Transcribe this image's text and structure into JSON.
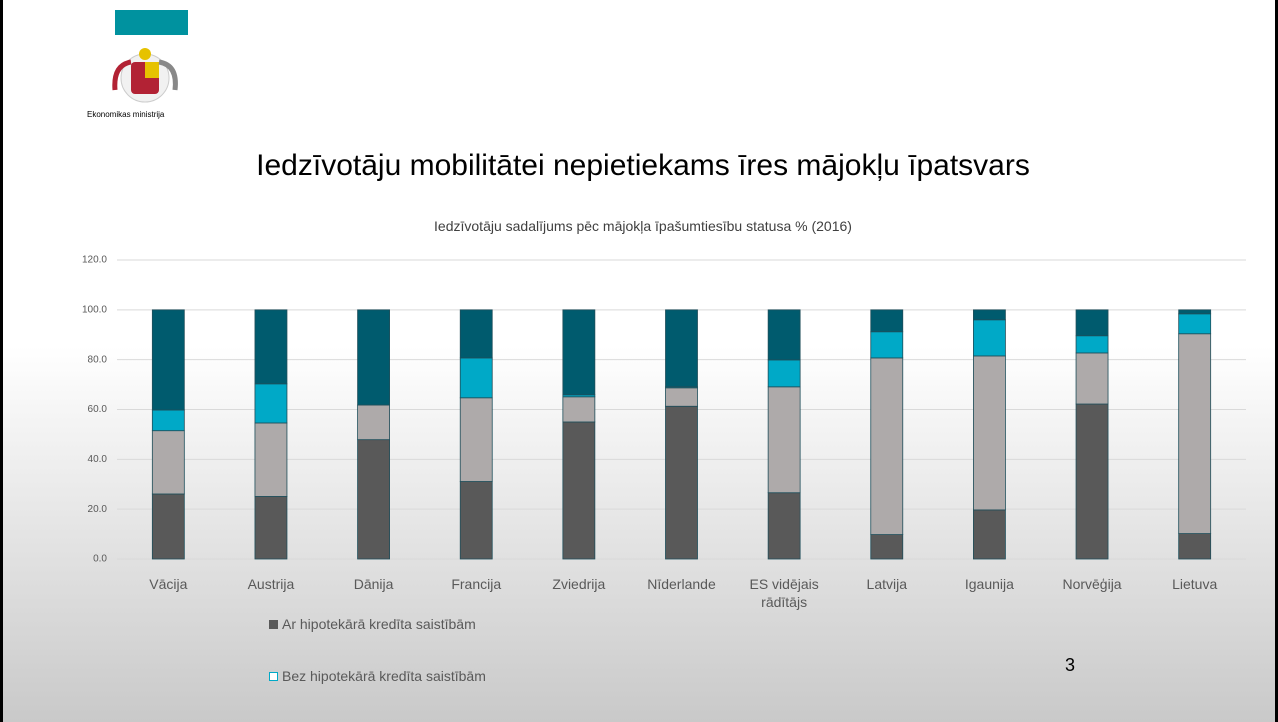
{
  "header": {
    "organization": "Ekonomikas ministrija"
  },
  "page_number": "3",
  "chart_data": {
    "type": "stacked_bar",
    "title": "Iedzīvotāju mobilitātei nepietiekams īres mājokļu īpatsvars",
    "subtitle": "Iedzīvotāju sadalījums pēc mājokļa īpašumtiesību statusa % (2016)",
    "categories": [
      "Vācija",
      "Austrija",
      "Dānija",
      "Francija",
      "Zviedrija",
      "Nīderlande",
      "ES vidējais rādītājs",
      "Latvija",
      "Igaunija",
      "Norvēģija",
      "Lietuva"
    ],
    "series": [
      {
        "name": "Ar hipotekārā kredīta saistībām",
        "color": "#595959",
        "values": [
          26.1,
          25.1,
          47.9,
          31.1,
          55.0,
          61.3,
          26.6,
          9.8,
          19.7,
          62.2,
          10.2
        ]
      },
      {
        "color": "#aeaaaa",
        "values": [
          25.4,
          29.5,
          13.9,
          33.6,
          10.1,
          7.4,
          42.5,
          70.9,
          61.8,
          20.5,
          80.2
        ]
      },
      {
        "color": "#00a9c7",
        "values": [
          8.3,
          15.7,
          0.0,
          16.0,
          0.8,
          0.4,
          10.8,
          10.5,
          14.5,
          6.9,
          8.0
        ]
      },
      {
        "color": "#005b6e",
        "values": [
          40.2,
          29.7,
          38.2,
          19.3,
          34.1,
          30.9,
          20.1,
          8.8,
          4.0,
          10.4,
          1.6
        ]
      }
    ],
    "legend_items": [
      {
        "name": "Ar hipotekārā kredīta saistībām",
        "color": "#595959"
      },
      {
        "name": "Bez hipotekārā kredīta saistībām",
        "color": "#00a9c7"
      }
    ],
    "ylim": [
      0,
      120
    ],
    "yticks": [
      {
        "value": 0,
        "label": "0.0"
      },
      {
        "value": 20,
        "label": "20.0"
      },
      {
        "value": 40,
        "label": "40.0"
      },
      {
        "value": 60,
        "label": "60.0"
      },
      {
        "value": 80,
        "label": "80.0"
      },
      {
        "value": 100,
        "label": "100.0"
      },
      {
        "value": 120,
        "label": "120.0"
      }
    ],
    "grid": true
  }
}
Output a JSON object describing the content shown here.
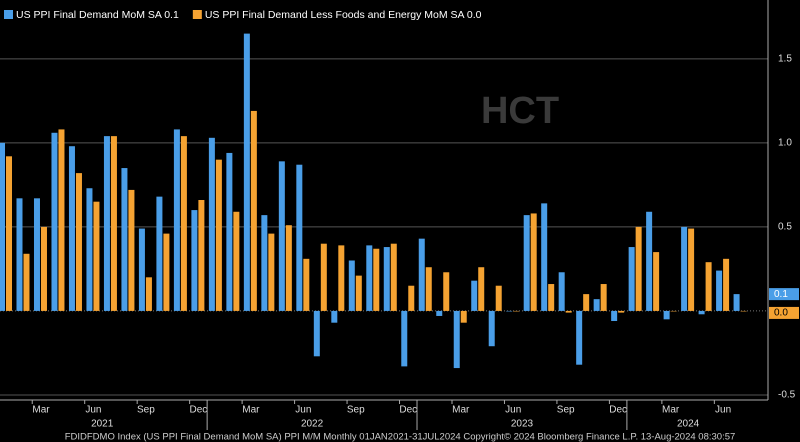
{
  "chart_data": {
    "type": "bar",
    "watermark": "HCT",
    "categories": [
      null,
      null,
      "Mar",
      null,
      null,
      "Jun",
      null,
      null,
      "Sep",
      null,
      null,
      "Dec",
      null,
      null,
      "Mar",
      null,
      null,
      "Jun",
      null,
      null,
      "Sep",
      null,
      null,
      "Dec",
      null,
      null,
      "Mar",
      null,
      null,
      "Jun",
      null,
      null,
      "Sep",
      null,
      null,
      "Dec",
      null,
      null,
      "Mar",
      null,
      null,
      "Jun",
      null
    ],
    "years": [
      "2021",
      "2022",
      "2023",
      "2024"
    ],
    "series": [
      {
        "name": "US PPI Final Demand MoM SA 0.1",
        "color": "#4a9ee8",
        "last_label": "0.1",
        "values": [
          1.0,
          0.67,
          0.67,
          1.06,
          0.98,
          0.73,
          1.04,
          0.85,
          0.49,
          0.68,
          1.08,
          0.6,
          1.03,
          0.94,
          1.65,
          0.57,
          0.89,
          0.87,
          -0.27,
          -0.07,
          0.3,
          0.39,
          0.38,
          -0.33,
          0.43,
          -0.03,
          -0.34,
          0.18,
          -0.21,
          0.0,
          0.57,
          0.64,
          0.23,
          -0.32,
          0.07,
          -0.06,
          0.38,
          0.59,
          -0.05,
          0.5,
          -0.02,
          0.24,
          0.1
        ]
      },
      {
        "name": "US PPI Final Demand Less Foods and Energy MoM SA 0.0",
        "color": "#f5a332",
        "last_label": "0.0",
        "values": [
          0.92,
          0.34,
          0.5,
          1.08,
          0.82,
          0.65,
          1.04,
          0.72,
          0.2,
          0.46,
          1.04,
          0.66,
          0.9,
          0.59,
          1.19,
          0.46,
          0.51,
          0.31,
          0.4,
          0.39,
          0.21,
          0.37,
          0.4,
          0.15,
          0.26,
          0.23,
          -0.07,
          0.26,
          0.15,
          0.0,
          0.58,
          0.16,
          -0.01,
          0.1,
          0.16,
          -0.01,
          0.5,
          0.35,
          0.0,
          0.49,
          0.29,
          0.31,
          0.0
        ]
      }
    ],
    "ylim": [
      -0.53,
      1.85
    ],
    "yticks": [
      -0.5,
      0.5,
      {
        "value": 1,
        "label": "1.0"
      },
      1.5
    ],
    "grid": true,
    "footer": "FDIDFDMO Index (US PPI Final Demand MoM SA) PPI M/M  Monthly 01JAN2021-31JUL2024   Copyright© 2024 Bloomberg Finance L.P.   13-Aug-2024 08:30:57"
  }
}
- - -
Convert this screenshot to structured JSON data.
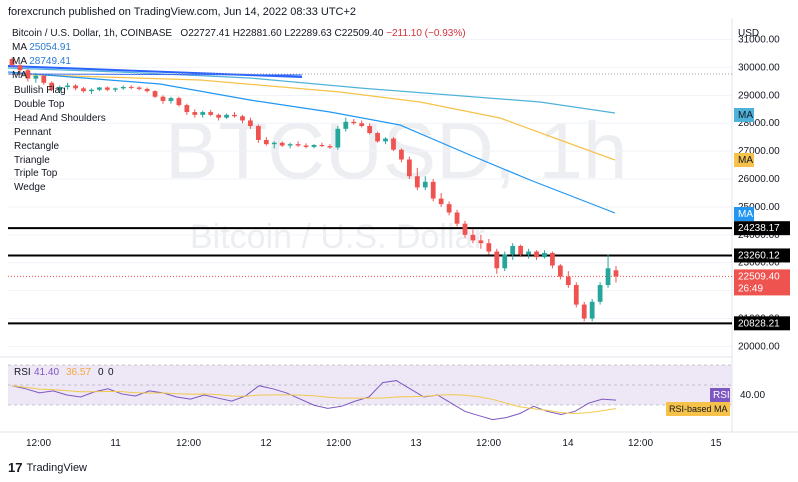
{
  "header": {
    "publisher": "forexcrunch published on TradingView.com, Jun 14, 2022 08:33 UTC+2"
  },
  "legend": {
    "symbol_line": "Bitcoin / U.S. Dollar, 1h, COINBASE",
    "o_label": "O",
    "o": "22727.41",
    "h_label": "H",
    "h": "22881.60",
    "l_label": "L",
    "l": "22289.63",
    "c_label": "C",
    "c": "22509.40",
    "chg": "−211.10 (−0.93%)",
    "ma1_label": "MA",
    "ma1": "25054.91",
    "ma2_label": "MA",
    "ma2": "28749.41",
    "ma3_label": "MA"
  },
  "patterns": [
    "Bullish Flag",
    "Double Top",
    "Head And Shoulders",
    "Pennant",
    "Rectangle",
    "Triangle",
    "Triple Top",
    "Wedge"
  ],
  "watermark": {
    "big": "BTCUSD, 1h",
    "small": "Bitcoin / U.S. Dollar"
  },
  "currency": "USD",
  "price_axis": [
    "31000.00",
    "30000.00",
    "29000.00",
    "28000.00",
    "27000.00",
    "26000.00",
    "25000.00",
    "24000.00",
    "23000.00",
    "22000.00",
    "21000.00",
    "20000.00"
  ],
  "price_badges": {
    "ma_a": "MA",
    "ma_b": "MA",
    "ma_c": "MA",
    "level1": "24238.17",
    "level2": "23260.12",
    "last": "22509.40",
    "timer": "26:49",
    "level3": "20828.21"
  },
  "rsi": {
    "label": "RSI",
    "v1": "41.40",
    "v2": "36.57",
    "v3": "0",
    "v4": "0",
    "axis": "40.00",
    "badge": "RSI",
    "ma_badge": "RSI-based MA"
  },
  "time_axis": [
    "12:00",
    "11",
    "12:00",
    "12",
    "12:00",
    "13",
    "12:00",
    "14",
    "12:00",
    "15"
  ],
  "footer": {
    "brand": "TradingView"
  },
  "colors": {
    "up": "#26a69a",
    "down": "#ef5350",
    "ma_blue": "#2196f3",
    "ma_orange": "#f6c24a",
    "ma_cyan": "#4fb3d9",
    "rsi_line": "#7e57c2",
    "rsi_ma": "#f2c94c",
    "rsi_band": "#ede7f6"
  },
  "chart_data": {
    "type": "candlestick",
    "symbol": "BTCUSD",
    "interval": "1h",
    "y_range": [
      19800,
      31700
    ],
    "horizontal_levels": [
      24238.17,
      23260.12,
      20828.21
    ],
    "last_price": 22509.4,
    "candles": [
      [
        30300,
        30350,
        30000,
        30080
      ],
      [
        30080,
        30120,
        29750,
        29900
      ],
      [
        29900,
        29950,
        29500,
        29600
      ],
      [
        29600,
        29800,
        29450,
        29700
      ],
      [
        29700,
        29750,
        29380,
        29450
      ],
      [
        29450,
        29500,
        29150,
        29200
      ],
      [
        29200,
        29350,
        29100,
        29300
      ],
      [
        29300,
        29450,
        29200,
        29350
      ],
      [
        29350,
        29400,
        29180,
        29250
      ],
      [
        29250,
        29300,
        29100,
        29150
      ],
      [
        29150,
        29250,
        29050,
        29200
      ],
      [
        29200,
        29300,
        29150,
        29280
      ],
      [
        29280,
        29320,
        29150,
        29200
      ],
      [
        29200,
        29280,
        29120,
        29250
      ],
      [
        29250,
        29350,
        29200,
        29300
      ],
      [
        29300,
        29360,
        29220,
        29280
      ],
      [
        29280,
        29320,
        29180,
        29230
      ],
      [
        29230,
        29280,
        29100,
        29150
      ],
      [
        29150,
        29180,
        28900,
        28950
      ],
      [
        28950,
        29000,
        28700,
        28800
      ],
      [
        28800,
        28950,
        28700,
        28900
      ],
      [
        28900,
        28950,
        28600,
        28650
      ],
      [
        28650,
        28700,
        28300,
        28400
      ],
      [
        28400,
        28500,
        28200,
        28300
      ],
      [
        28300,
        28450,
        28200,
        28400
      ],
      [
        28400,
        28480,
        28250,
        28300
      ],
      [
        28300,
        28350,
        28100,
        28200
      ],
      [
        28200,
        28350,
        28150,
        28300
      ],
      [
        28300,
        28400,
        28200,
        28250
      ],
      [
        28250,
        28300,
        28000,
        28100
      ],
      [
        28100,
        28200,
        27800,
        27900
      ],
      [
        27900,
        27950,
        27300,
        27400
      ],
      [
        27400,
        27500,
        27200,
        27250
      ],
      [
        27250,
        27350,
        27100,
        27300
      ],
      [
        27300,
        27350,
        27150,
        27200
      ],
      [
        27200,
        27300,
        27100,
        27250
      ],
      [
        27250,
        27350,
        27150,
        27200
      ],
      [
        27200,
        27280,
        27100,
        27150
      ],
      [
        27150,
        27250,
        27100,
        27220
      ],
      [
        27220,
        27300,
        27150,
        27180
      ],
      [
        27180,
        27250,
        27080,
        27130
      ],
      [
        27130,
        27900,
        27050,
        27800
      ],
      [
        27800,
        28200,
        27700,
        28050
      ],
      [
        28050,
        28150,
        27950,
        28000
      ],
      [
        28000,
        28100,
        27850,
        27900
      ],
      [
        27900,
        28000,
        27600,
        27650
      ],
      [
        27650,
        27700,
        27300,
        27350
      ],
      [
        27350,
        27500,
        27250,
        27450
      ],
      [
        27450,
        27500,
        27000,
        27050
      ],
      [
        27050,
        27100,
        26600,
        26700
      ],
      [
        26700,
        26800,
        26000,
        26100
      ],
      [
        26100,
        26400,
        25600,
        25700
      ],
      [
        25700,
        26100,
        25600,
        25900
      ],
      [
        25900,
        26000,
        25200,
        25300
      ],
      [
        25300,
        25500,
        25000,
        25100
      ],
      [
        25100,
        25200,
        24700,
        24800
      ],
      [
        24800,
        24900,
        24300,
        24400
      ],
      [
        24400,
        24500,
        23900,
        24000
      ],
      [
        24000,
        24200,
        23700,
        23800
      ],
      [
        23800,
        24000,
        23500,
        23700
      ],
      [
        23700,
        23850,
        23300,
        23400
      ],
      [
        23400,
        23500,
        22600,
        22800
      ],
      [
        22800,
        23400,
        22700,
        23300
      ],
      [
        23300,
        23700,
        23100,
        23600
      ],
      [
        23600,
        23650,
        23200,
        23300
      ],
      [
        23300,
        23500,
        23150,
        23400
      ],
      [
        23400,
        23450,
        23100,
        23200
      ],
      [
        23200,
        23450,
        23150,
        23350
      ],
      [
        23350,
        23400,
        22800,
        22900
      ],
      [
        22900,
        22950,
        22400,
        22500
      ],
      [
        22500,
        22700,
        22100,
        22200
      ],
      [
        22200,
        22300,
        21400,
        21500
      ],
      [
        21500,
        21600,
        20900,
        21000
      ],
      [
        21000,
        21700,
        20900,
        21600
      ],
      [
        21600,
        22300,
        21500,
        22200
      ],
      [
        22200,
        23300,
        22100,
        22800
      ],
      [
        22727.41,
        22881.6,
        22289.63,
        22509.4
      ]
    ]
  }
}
- - -
■ **REQUEST**: Find and count the lines of the data that include the string "TradingView", and report that figure by itself.

■ **FINAL RESULT**: 2